#### RECORDS TO USE

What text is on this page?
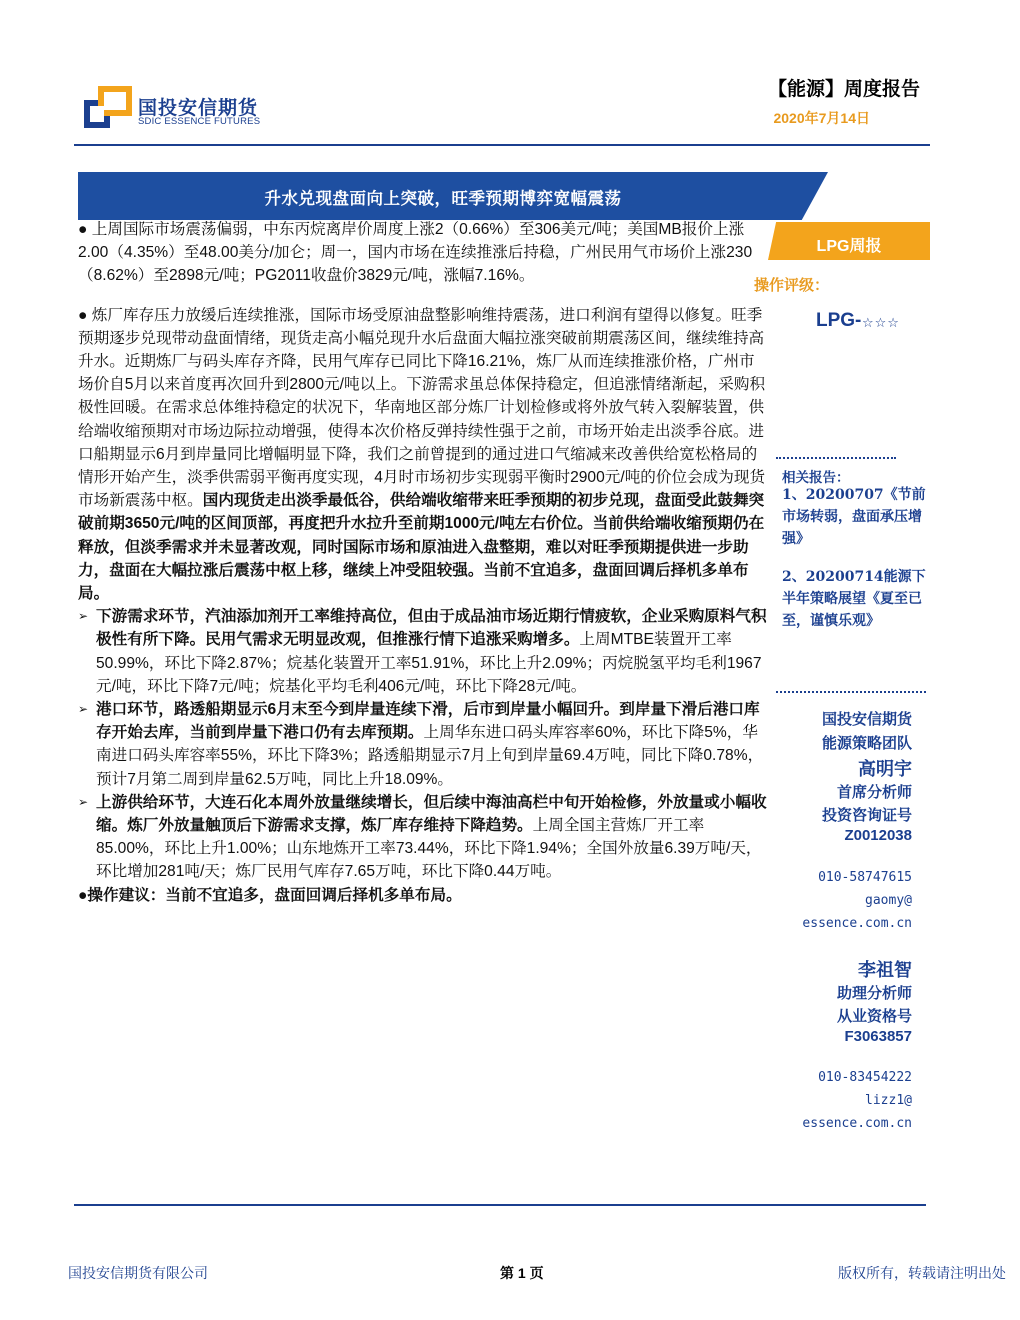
国投安信期货
SDIC ESSENCE FUTURES
【能源】周度报告
2020年7月14日
升水兑现盘面向上突破，旺季预期博弈宽幅震荡

● 上周国际市场震荡偏弱，中东丙烷离岸价周度上涨2（0.66%）至306美元/吨；美国MB报价上涨2.00（4.35%）至48.00美分/加仑；周一，国内市场在连续推涨后持稳，广州民用气市场价上涨230（8.62%）至2898元/吨；PG2011收盘价3829元/吨，涨幅7.16%。

● 炼厂库存压力放缓后连续推涨，国际市场受原油盘整影响维持震荡，进口利润有望得以修复。旺季预期逐步兑现带动盘面情绪，现货走高小幅兑现升水后盘面大幅拉涨突破前期震荡区间，继续维持高升水。近期炼厂与码头库存齐降，民用气库存已同比下降16.21%，炼厂从而连续推涨价格，广州市场价自5月以来首度再次回升到2800元/吨以上。下游需求虽总体保持稳定，但追涨情绪渐起，采购积极性回暖。在需求总体维持稳定的状况下，华南地区部分炼厂计划检修或将外放气转入裂解装置，供给端收缩预期对市场边际拉动增强，使得本次价格反弹持续性强于之前，市场开始走出淡季谷底。进口船期显示6月到岸量同比增幅明显下降，我们之前曾提到的通过进口气缩减来改善供给宽松格局的情形开始产生，淡季供需弱平衡再度实现，4月时市场初步实现弱平衡时2900元/吨的价位会成为现货市场新震荡中枢。国内现货走出淡季最低谷，供给端收缩带来旺季预期的初步兑现，盘面受此鼓舞突破前期3650元/吨的区间顶部，再度把升水拉升至前期1000元/吨左右价位。当前供给端收缩预期仍在释放，但淡季需求并未显著改观，同时国际市场和原油进入盘整期，难以对旺季预期提供进一步助力，盘面在大幅拉涨后震荡中枢上移，继续上冲受阻较强。当前不宜追多，盘面回调后择机多单布局。

➢ 下游需求环节，汽油添加剂开工率维持高位，但由于成品油市场近期行情疲软，企业采购原料气积极性有所下降。民用气需求无明显改观，但推涨行情下追涨采购增多。上周MTBE装置开工率50.99%，环比下降2.87%；烷基化装置开工率51.91%，环比上升2.09%；丙烷脱氢平均毛利1967元/吨，环比下降7元/吨；烷基化平均毛利406元/吨，环比下降28元/吨。

➢ 港口环节，路透船期显示6月末至今到岸量连续下滑，后市到岸量小幅回升。到岸量下滑后港口库存开始去库，当前到岸量下港口仍有去库预期。上周华东进口码头库容率60%，环比下降5%，华南进口码头库容率55%，环比下降3%；路透船期显示7月上旬到岸量69.4万吨，同比下降0.78%，预计7月第二周到岸量62.5万吨，同比上升18.09%。

➢ 上游供给环节，大连石化本周外放量继续增长，但后续中海油高栏中旬开始检修，外放量或小幅收缩。炼厂外放量触顶后下游需求支撑，炼厂库存维持下降趋势。上周全国主营炼厂开工率85.00%，环比上升1.00%；山东地炼开工率73.44%，环比下降1.94%；全国外放量6.39万吨/天，环比增加281吨/天；炼厂民用气库存7.65万吨，环比下降0.44万吨。

●操作建议：当前不宜追多，盘面回调后择机多单布局。

LPG周报
操作评级：
LPG- ☆☆☆
相关报告：
1、20200707《节前市场转弱，盘面承压增强》
2、20200714能源下半年策略展望《夏至已至，谨慎乐观》
国投安信期货
能源策略团队
高明宇
首席分析师
投资咨询证号
Z0012038
010-58747615
gaomy@
essence.com.cn
李祖智
助理分析师
从业资格号
F3063857
010-83454222
lizz1@
essence.com.cn
国投安信期货有限公司	第 1 页	版权所有，转载请注明出处
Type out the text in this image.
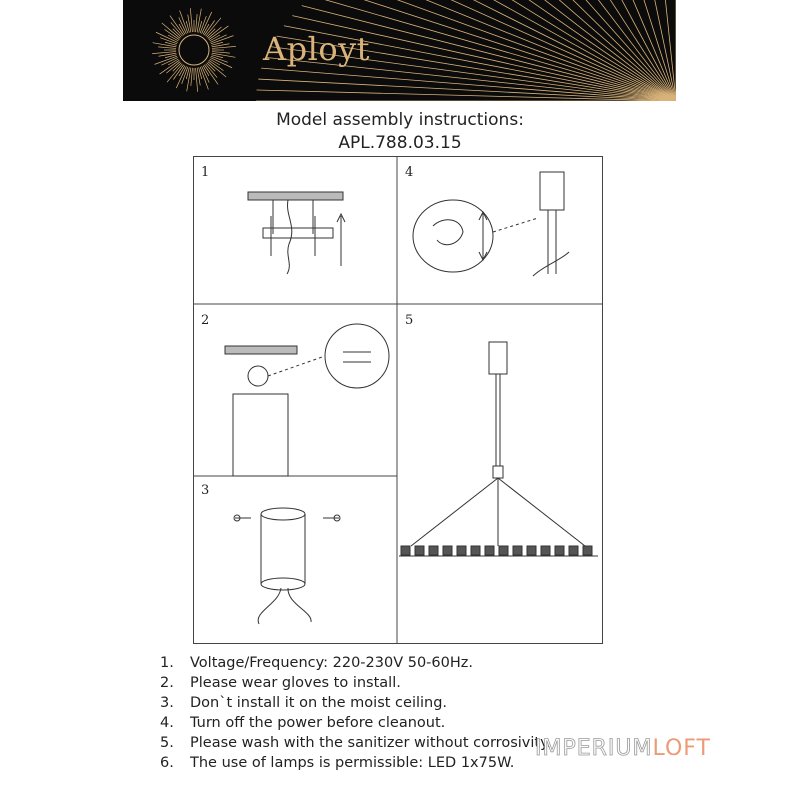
Aployt
Model assembly instructions:
APL.788.03.15
1
2
3
4
5
1.	Voltage/Frequency: 220-230V 50-60Hz.
2.	Please wear gloves to install.
3.	Don`t install it on the moist ceiling.
4.	Turn off the power before cleanout.
5.	Please wash with the sanitizer without corrosivity.
6.	The use of lamps is permissible: LED 1x75W.
IMPERIUMLOFT
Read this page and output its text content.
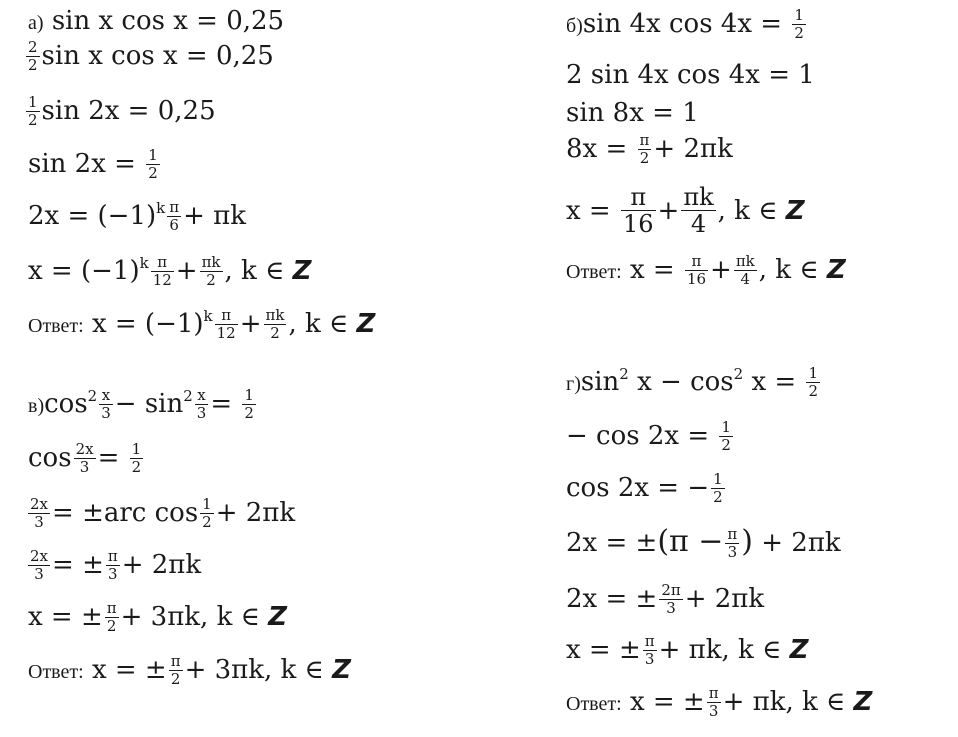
а) sin x cos x = 0,25
$\frac{2}{2}$ sin x cos x = 0,25
$\frac{1}{2}$ sin 2x = 0,25
$\sin 2x = \frac{1}{2}$
$2x = (-1)^k \frac{\pi}{6} + \pi k$
$x = (-1)^k \frac{\pi}{12} + \frac{\pi k}{2}$ , k ∈ Z
Ответ: $x = (-1)^k \frac{\pi}{12} + \frac{\pi k}{2}$ , k ∈ Z
б)sin 4x $\cos 4x = \frac{1}{2}$
2 sin 4x cos 4x = 1
sin 8x = 1
$8x = \frac{\pi}{2} + 2\pi k$
$x = \frac{\pi}{16} + \frac{\pi k}{4}$ , k ∈ Z
Ответ: $x = \frac{\pi}{16} + \frac{\pi k}{4}$ , k ∈ Z
$в)\cos^2 \frac{x}{3} - \sin^2 \frac{x}{3} = \frac{1}{2}$
$\cos \frac{2x}{3} = \frac{1}{2}$
$\frac{2x}{3} = \pm arc$ $\cos \frac{1}{2} + 2\pi k$
$\frac{2x}{3}$ = ± $\frac{\pi}{3} + 2\pi k$
x = ± $\frac{\pi}{2} + 3\pi k$, k ∈ Z
Ответ: x = ± $\frac{\pi}{2} + 3\pi k$, k ∈ Z
$г)\sin^2$ $x - \cos^2 x = \frac{1}{2}$
− $\cos 2x = \frac{1}{2}$
cos 2x = − $\frac{1}{2}$
$2x = \pm(\pi - \frac{\pi}{3}$ ) + 2πk
2x = ± $\frac{2\pi}{3} + 2\pi k$
x = ± $\frac{\pi}{3} + \pi k$, k ∈ Z
Ответ: x = ± $\frac{\pi}{3} + \pi k$, k ∈ Z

########

GIVEN TASK :: Output the entries above exactly, without their pictures.

WRITTEN RESPONSE ::
What text is on this page?
国投安信期货
SDIC ESSENCE FUTURES
【能源】周度报告
2020年7月14日
升水兑现盘面向上突破，旺季预期博弈宽幅震荡

● 上周国际市场震荡偏弱，中东丙烷离岸价周度上涨2（0.66%）至306美元/吨；美国MB报价上涨2.00（4.35%）至48.00美分/加仑；周一，国内市场在连续推涨后持稳，广州民用气市场价上涨230（8.62%）至2898元/吨；PG2011收盘价3829元/吨，涨幅7.16%。

● 炼厂库存压力放缓后连续推涨，国际市场受原油盘整影响维持震荡，进口利润有望得以修复。旺季预期逐步兑现带动盘面情绪，现货走高小幅兑现升水后盘面大幅拉涨突破前期震荡区间，继续维持高升水。近期炼厂与码头库存齐降，民用气库存已同比下降16.21%，炼厂从而连续推涨价格，广州市场价自5月以来首度再次回升到2800元/吨以上。下游需求虽总体保持稳定，但追涨情绪渐起，采购积极性回暖。在需求总体维持稳定的状况下，华南地区部分炼厂计划检修或将外放气转入裂解装置，供给端收缩预期对市场边际拉动增强，使得本次价格反弹持续性强于之前，市场开始走出淡季谷底。进口船期显示6月到岸量同比增幅明显下降，我们之前曾提到的通过进口气缩减来改善供给宽松格局的情形开始产生，淡季供需弱平衡再度实现，4月时市场初步实现弱平衡时2900元/吨的价位会成为现货市场新震荡中枢。国内现货走出淡季最低谷，供给端收缩带来旺季预期的初步兑现，盘面受此鼓舞突破前期3650元/吨的区间顶部，再度把升水拉升至前期1000元/吨左右价位。当前供给端收缩预期仍在释放，但淡季需求并未显著改观，同时国际市场和原油进入盘整期，难以对旺季预期提供进一步助力，盘面在大幅拉涨后震荡中枢上移，继续上冲受阻较强。当前不宜追多，盘面回调后择机多单布局。

➢ 下游需求环节，汽油添加剂开工率维持高位，但由于成品油市场近期行情疲软，企业采购原料气积极性有所下降。民用气需求无明显改观，但推涨行情下追涨采购增多。上周MTBE装置开工率50.99%，环比下降2.87%；烷基化装置开工率51.91%，环比上升2.09%；丙烷脱氢平均毛利1967元/吨，环比下降7元/吨；烷基化平均毛利406元/吨，环比下降28元/吨。

➢ 港口环节，路透船期显示6月末至今到岸量连续下滑，后市到岸量小幅回升。到岸量下滑后港口库存开始去库，当前到岸量下港口仍有去库预期。上周华东进口码头库容率60%，环比下降5%，华南进口码头库容率55%，环比下降3%；路透船期显示7月上旬到岸量69.4万吨，同比下降0.78%，预计7月第二周到岸量62.5万吨，同比上升18.09%。

➢ 上游供给环节，大连石化本周外放量继续增长，但后续中海油高栏中旬开始检修，外放量或小幅收缩。炼厂外放量触顶后下游需求支撑，炼厂库存维持下降趋势。上周全国主营炼厂开工率85.00%，环比上升1.00%；山东地炼开工率73.44%，环比下降1.94%；全国外放量6.39万吨/天，环比增加281吨/天；炼厂民用气库存7.65万吨，环比下降0.44万吨。

●操作建议：当前不宜追多，盘面回调后择机多单布局。

LPG周报
操作评级：
LPG- ☆☆☆
相关报告：
1、20200707《节前市场转弱，盘面承压增强》
2、20200714能源下半年策略展望《夏至已至，谨慎乐观》
国投安信期货
能源策略团队
高明宇
首席分析师
投资咨询证号
Z0012038
010-58747615
gaomy@
essence.com.cn
李祖智
助理分析师
从业资格号
F3063857
010-83454222
lizz1@
essence.com.cn
国投安信期货有限公司	第 1 页	版权所有，转载请注明出处
Type out the text in this image.
Aployt
Model assembly instructions:
APL.788.03.15
1
2
3
4
5
1.	Voltage/Frequency: 220-230V 50-60Hz.
2.	Please wear gloves to install.
3.	Don`t install it on the moist ceiling.
4.	Turn off the power before cleanout.
5.	Please wash with the sanitizer without corrosivity.
6.	The use of lamps is permissible: LED 1x75W.
IMPERIUMLOFT
Read this page and output its text content.
а) sin x cos x = 0,25
$\frac{2}{2}$ sin x cos x = 0,25
$\frac{1}{2}$ sin 2x = 0,25
$\sin 2x = \frac{1}{2}$
$2x = (-1)^k \frac{\pi}{6} + \pi k$
$x = (-1)^k \frac{\pi}{12} + \frac{\pi k}{2}$ , k ∈ Z
Ответ: $x = (-1)^k \frac{\pi}{12} + \frac{\pi k}{2}$ , k ∈ Z
б)sin 4x $\cos 4x = \frac{1}{2}$
2 sin 4x cos 4x = 1
sin 8x = 1
$8x = \frac{\pi}{2} + 2\pi k$
$x = \frac{\pi}{16} + \frac{\pi k}{4}$ , k ∈ Z
Ответ: $x = \frac{\pi}{16} + \frac{\pi k}{4}$ , k ∈ Z
$в)\cos^2 \frac{x}{3} - \sin^2 \frac{x}{3} = \frac{1}{2}$
$\cos \frac{2x}{3} = \frac{1}{2}$
$\frac{2x}{3} = \pm arc$ $\cos \frac{1}{2} + 2\pi k$
$\frac{2x}{3}$ = ± $\frac{\pi}{3} + 2\pi k$
x = ± $\frac{\pi}{2} + 3\pi k$, k ∈ Z
Ответ: x = ± $\frac{\pi}{2} + 3\pi k$, k ∈ Z
$г)\sin^2$ $x - \cos^2 x = \frac{1}{2}$
− $\cos 2x = \frac{1}{2}$
cos 2x = − $\frac{1}{2}$
$2x = \pm(\pi - \frac{\pi}{3}$ ) + 2πk
2x = ± $\frac{2\pi}{3} + 2\pi k$
x = ± $\frac{\pi}{3} + \pi k$, k ∈ Z
Ответ: x = ± $\frac{\pi}{3} + \pi k$, k ∈ Z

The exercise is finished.